> [What you will do] Copy the listing below in full and skip every picture.
━━━━
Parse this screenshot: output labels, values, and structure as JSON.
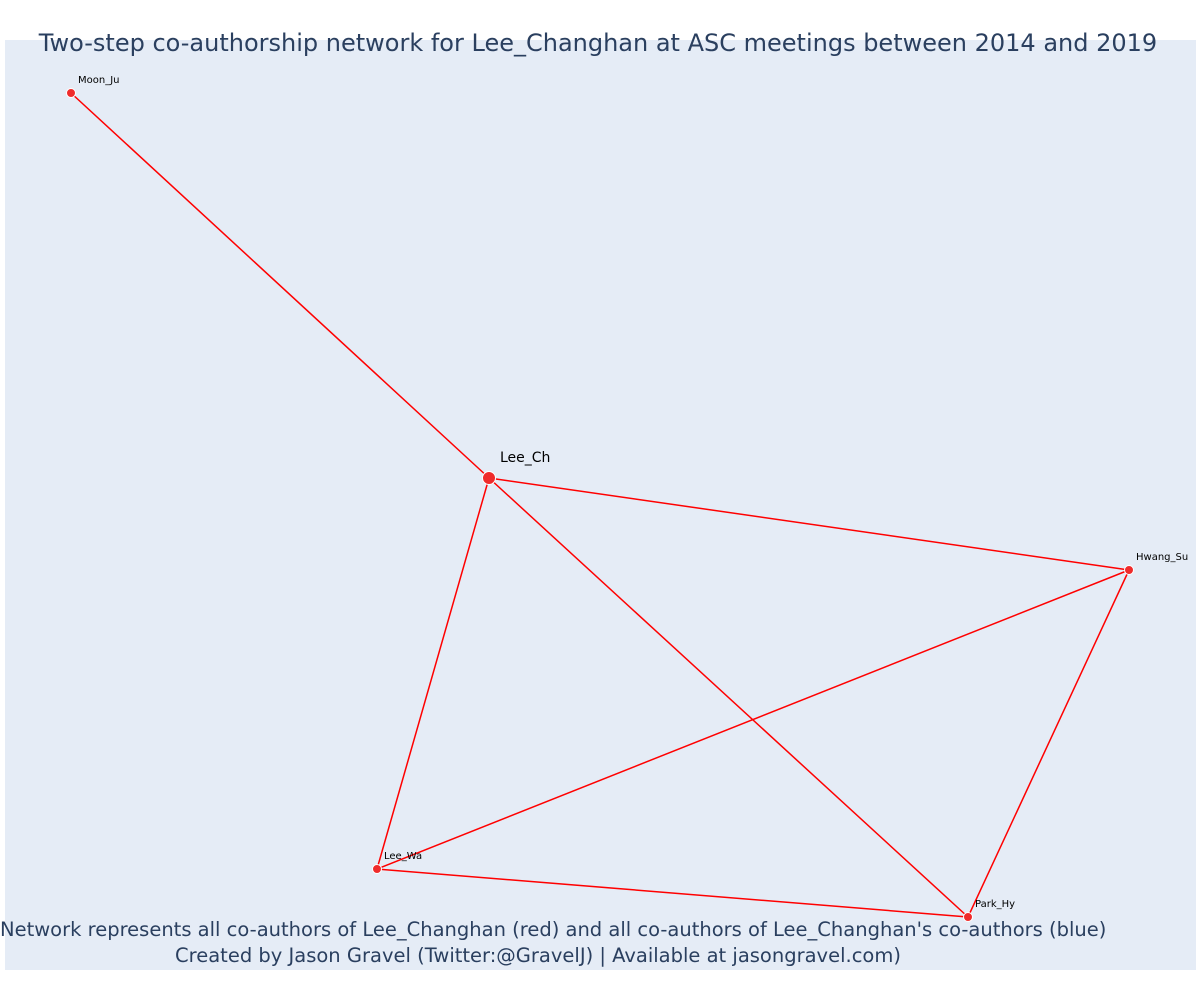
{
  "title": "Two-step co-authorship network for Lee_Changhan at ASC meetings between 2014 and 2019",
  "caption": {
    "line1": "Network represents all co-authors of Lee_Changhan (red) and all co-authors of Lee_Changhan's co-authors (blue)",
    "line2": "Created by Jason Gravel (Twitter:@GravelJ) | Available at jasongravel.com)"
  },
  "colors": {
    "background": "#e5ecf6",
    "edge": "#ff0000",
    "node": "#ef2b2b",
    "node_outline": "#ffffff",
    "text": "#2a3f5f"
  },
  "nodes": [
    {
      "id": "lee_ch",
      "label": "Lee_Ch",
      "focal": true
    },
    {
      "id": "moon_ju",
      "label": "Moon_Ju",
      "focal": false
    },
    {
      "id": "hwang_su",
      "label": "Hwang_Su",
      "focal": false
    },
    {
      "id": "lee_wa",
      "label": "Lee_Wa",
      "focal": false
    },
    {
      "id": "park_hy",
      "label": "Park_Hy",
      "focal": false
    }
  ],
  "edges": [
    {
      "source": "lee_ch",
      "target": "moon_ju"
    },
    {
      "source": "lee_ch",
      "target": "hwang_su"
    },
    {
      "source": "lee_ch",
      "target": "lee_wa"
    },
    {
      "source": "lee_ch",
      "target": "park_hy"
    },
    {
      "source": "hwang_su",
      "target": "lee_wa"
    },
    {
      "source": "hwang_su",
      "target": "park_hy"
    },
    {
      "source": "lee_wa",
      "target": "park_hy"
    }
  ]
}
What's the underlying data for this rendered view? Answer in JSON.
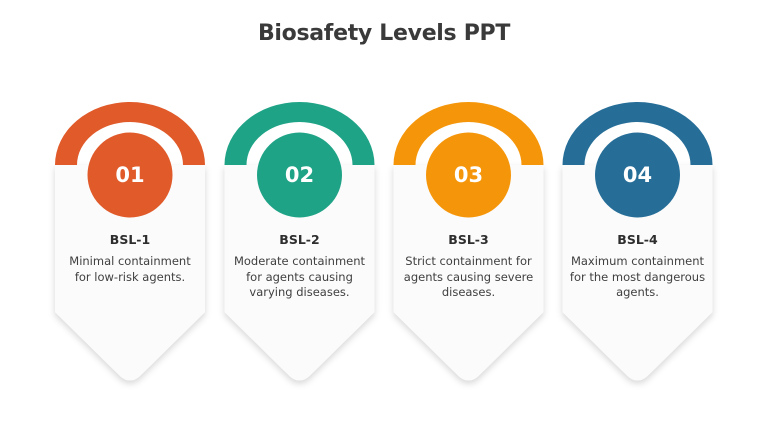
{
  "slide": {
    "title": "Biosafety Levels PPT"
  },
  "levels": [
    {
      "number": "01",
      "heading": "BSL-1",
      "description": "Minimal containment for low-risk agents.",
      "color": "#E05A2A"
    },
    {
      "number": "02",
      "heading": "BSL-2",
      "description": "Moderate containment for agents causing varying diseases.",
      "color": "#1FA386"
    },
    {
      "number": "03",
      "heading": "BSL-3",
      "description": "Strict containment for agents causing severe diseases.",
      "color": "#F5960A"
    },
    {
      "number": "04",
      "heading": "BSL-4",
      "description": "Maximum containment for the most dangerous agents.",
      "color": "#266E98"
    }
  ]
}
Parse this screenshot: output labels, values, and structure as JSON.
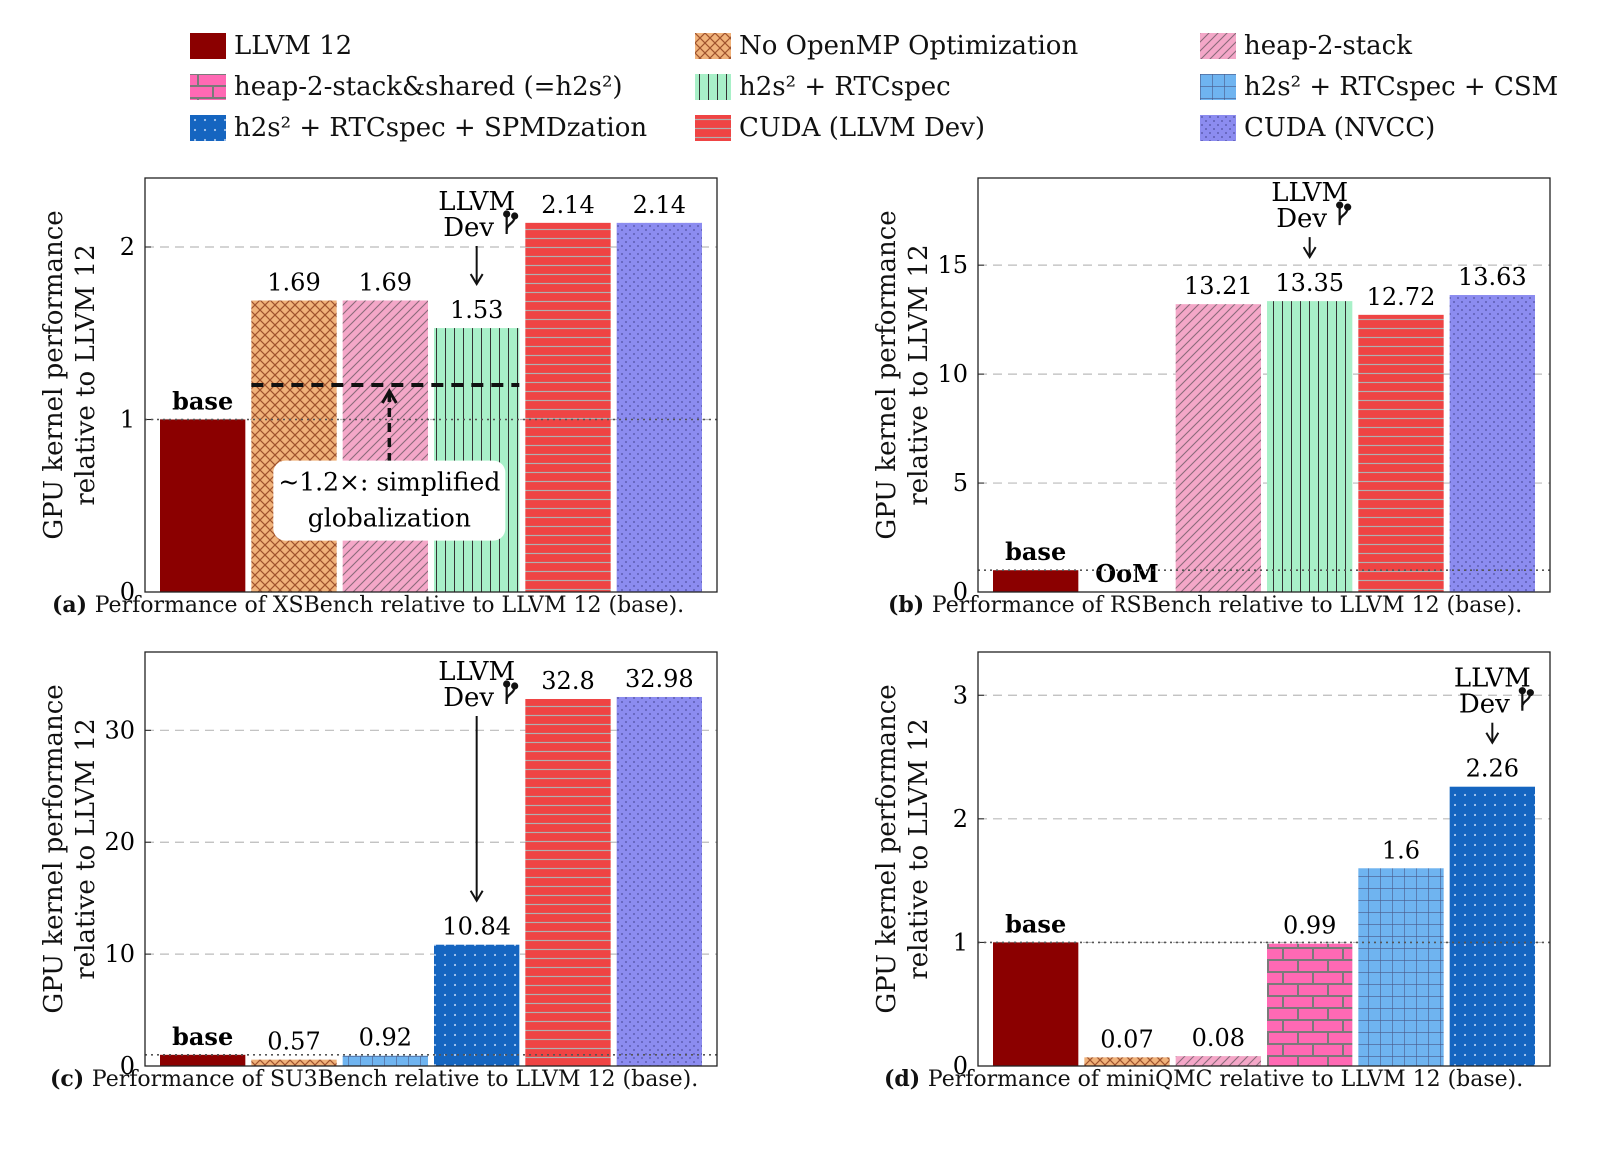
{
  "legend": [
    {
      "label": "LLVM 12",
      "color": "#8b0000",
      "pattern": "solid"
    },
    {
      "label": "No OpenMP Optimization",
      "color": "#f0b27a",
      "pattern": "crosshatch"
    },
    {
      "label": "heap-2-stack",
      "color": "#f4a7c8",
      "pattern": "diag"
    },
    {
      "label": "heap-2-stack&shared (=h2s²)",
      "color": "#ff69b4",
      "pattern": "bricks"
    },
    {
      "label": "h2s² + RTCspec",
      "color": "#a8f0c8",
      "pattern": "vlines"
    },
    {
      "label": "h2s² + RTCspec + CSM",
      "color": "#6fb4f0",
      "pattern": "grid"
    },
    {
      "label": "h2s² + RTCspec + SPMDzation",
      "color": "#1565c0",
      "pattern": "dots"
    },
    {
      "label": "CUDA (LLVM Dev)",
      "color": "#ef4444",
      "pattern": "hlines"
    },
    {
      "label": "CUDA (NVCC)",
      "color": "#8c8cf0",
      "pattern": "finedots"
    }
  ],
  "ylabel_line1": "GPU kernel performance",
  "ylabel_line2": "relative to LLVM 12",
  "annot_llvm": "LLVM",
  "annot_dev": "Dev",
  "base_label": "base",
  "oom_label": "OoM",
  "xs_note_line1": "~1.2×: simplified",
  "xs_note_line2": "globalization",
  "chart_data": [
    {
      "type": "bar",
      "id": "a",
      "caption_letter": "(a)",
      "caption": "Performance of XSBench relative to LLVM 12 (base).",
      "ylim": [
        0,
        2.4
      ],
      "yticks": [
        0,
        1,
        2
      ],
      "series_values": [
        1,
        1.69,
        1.69,
        null,
        1.53,
        null,
        null,
        2.14,
        2.14
      ],
      "bar_series": [
        0,
        1,
        2,
        4,
        7,
        8
      ],
      "labels": [
        "base",
        "1.69",
        "1.69",
        "1.53",
        "2.14",
        "2.14"
      ],
      "llvm_dev_index": 3
    },
    {
      "type": "bar",
      "id": "b",
      "caption_letter": "(b)",
      "caption": "Performance of RSBench relative to LLVM 12 (base).",
      "ylim": [
        0,
        19
      ],
      "yticks": [
        0,
        5,
        10,
        15
      ],
      "bar_series": [
        0,
        1,
        2,
        4,
        7,
        8
      ],
      "values": [
        1,
        null,
        13.21,
        13.35,
        12.72,
        13.63
      ],
      "labels": [
        "base",
        "OoM",
        "13.21",
        "13.35",
        "12.72",
        "13.63"
      ],
      "llvm_dev_index": 3
    },
    {
      "type": "bar",
      "id": "c",
      "caption_letter": "(c)",
      "caption": "Performance of SU3Bench relative to LLVM 12 (base).",
      "ylim": [
        0,
        37
      ],
      "yticks": [
        0,
        10,
        20,
        30
      ],
      "bar_series": [
        0,
        1,
        5,
        6,
        7,
        8
      ],
      "values": [
        1,
        0.57,
        0.92,
        10.84,
        32.8,
        32.98
      ],
      "labels": [
        "base",
        "0.57",
        "0.92",
        "10.84",
        "32.8",
        "32.98"
      ],
      "llvm_dev_index": 3
    },
    {
      "type": "bar",
      "id": "d",
      "caption_letter": "(d)",
      "caption": "Performance of miniQMC relative to LLVM 12 (base).",
      "ylim": [
        0,
        3.35
      ],
      "yticks": [
        0,
        1,
        2,
        3
      ],
      "bar_series": [
        0,
        1,
        2,
        3,
        5,
        6
      ],
      "values": [
        1,
        0.07,
        0.08,
        0.99,
        1.6,
        2.26
      ],
      "labels": [
        "base",
        "0.07",
        "0.08",
        "0.99",
        "1.6",
        "2.26"
      ],
      "llvm_dev_index": 5
    }
  ]
}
━━━━
> [Full solution]
Parse this screenshot: output labels, values, and structure as JSON.
{
  "title": "Two-step co-authorship network for Lee_Changhan at ASC meetings between 2014 and 2019",
  "caption": {
    "line1": "Network represents all co-authors of Lee_Changhan (red) and all co-authors of Lee_Changhan's co-authors (blue)",
    "line2": "Created by Jason Gravel (Twitter:@GravelJ) | Available at jasongravel.com)"
  },
  "colors": {
    "background": "#e5ecf6",
    "edge": "#ff0000",
    "node": "#ef2b2b",
    "node_outline": "#ffffff",
    "text": "#2a3f5f"
  },
  "nodes": [
    {
      "id": "lee_ch",
      "label": "Lee_Ch",
      "focal": true
    },
    {
      "id": "moon_ju",
      "label": "Moon_Ju",
      "focal": false
    },
    {
      "id": "hwang_su",
      "label": "Hwang_Su",
      "focal": false
    },
    {
      "id": "lee_wa",
      "label": "Lee_Wa",
      "focal": false
    },
    {
      "id": "park_hy",
      "label": "Park_Hy",
      "focal": false
    }
  ],
  "edges": [
    {
      "source": "lee_ch",
      "target": "moon_ju"
    },
    {
      "source": "lee_ch",
      "target": "hwang_su"
    },
    {
      "source": "lee_ch",
      "target": "lee_wa"
    },
    {
      "source": "lee_ch",
      "target": "park_hy"
    },
    {
      "source": "hwang_su",
      "target": "lee_wa"
    },
    {
      "source": "hwang_su",
      "target": "park_hy"
    },
    {
      "source": "lee_wa",
      "target": "park_hy"
    }
  ]
}
What's the underlying data for this rendered view? Answer in JSON.
{
  "slide": {
    "title": "Biosafety Levels PPT"
  },
  "levels": [
    {
      "number": "01",
      "heading": "BSL-1",
      "description": "Minimal containment for low-risk agents.",
      "color": "#E05A2A"
    },
    {
      "number": "02",
      "heading": "BSL-2",
      "description": "Moderate containment for agents causing varying diseases.",
      "color": "#1FA386"
    },
    {
      "number": "03",
      "heading": "BSL-3",
      "description": "Strict containment for agents causing severe diseases.",
      "color": "#F5960A"
    },
    {
      "number": "04",
      "heading": "BSL-4",
      "description": "Maximum containment for the most dangerous agents.",
      "color": "#266E98"
    }
  ]
}
Parse this screenshot: output labels, values, and structure as JSON.
{
  "legend": [
    {
      "label": "LLVM 12",
      "color": "#8b0000",
      "pattern": "solid"
    },
    {
      "label": "No OpenMP Optimization",
      "color": "#f0b27a",
      "pattern": "crosshatch"
    },
    {
      "label": "heap-2-stack",
      "color": "#f4a7c8",
      "pattern": "diag"
    },
    {
      "label": "heap-2-stack&shared (=h2s²)",
      "color": "#ff69b4",
      "pattern": "bricks"
    },
    {
      "label": "h2s² + RTCspec",
      "color": "#a8f0c8",
      "pattern": "vlines"
    },
    {
      "label": "h2s² + RTCspec + CSM",
      "color": "#6fb4f0",
      "pattern": "grid"
    },
    {
      "label": "h2s² + RTCspec + SPMDzation",
      "color": "#1565c0",
      "pattern": "dots"
    },
    {
      "label": "CUDA (LLVM Dev)",
      "color": "#ef4444",
      "pattern": "hlines"
    },
    {
      "label": "CUDA (NVCC)",
      "color": "#8c8cf0",
      "pattern": "finedots"
    }
  ],
  "ylabel_line1": "GPU kernel performance",
  "ylabel_line2": "relative to LLVM 12",
  "annot_llvm": "LLVM",
  "annot_dev": "Dev",
  "base_label": "base",
  "oom_label": "OoM",
  "xs_note_line1": "~1.2×: simplified",
  "xs_note_line2": "globalization",
  "chart_data": [
    {
      "type": "bar",
      "id": "a",
      "caption_letter": "(a)",
      "caption": "Performance of XSBench relative to LLVM 12 (base).",
      "ylim": [
        0,
        2.4
      ],
      "yticks": [
        0,
        1,
        2
      ],
      "series_values": [
        1,
        1.69,
        1.69,
        null,
        1.53,
        null,
        null,
        2.14,
        2.14
      ],
      "bar_series": [
        0,
        1,
        2,
        4,
        7,
        8
      ],
      "labels": [
        "base",
        "1.69",
        "1.69",
        "1.53",
        "2.14",
        "2.14"
      ],
      "llvm_dev_index": 3
    },
    {
      "type": "bar",
      "id": "b",
      "caption_letter": "(b)",
      "caption": "Performance of RSBench relative to LLVM 12 (base).",
      "ylim": [
        0,
        19
      ],
      "yticks": [
        0,
        5,
        10,
        15
      ],
      "bar_series": [
        0,
        1,
        2,
        4,
        7,
        8
      ],
      "values": [
        1,
        null,
        13.21,
        13.35,
        12.72,
        13.63
      ],
      "labels": [
        "base",
        "OoM",
        "13.21",
        "13.35",
        "12.72",
        "13.63"
      ],
      "llvm_dev_index": 3
    },
    {
      "type": "bar",
      "id": "c",
      "caption_letter": "(c)",
      "caption": "Performance of SU3Bench relative to LLVM 12 (base).",
      "ylim": [
        0,
        37
      ],
      "yticks": [
        0,
        10,
        20,
        30
      ],
      "bar_series": [
        0,
        1,
        5,
        6,
        7,
        8
      ],
      "values": [
        1,
        0.57,
        0.92,
        10.84,
        32.8,
        32.98
      ],
      "labels": [
        "base",
        "0.57",
        "0.92",
        "10.84",
        "32.8",
        "32.98"
      ],
      "llvm_dev_index": 3
    },
    {
      "type": "bar",
      "id": "d",
      "caption_letter": "(d)",
      "caption": "Performance of miniQMC relative to LLVM 12 (base).",
      "ylim": [
        0,
        3.35
      ],
      "yticks": [
        0,
        1,
        2,
        3
      ],
      "bar_series": [
        0,
        1,
        2,
        3,
        5,
        6
      ],
      "values": [
        1,
        0.07,
        0.08,
        0.99,
        1.6,
        2.26
      ],
      "labels": [
        "base",
        "0.07",
        "0.08",
        "0.99",
        "1.6",
        "2.26"
      ],
      "llvm_dev_index": 5
    }
  ]
}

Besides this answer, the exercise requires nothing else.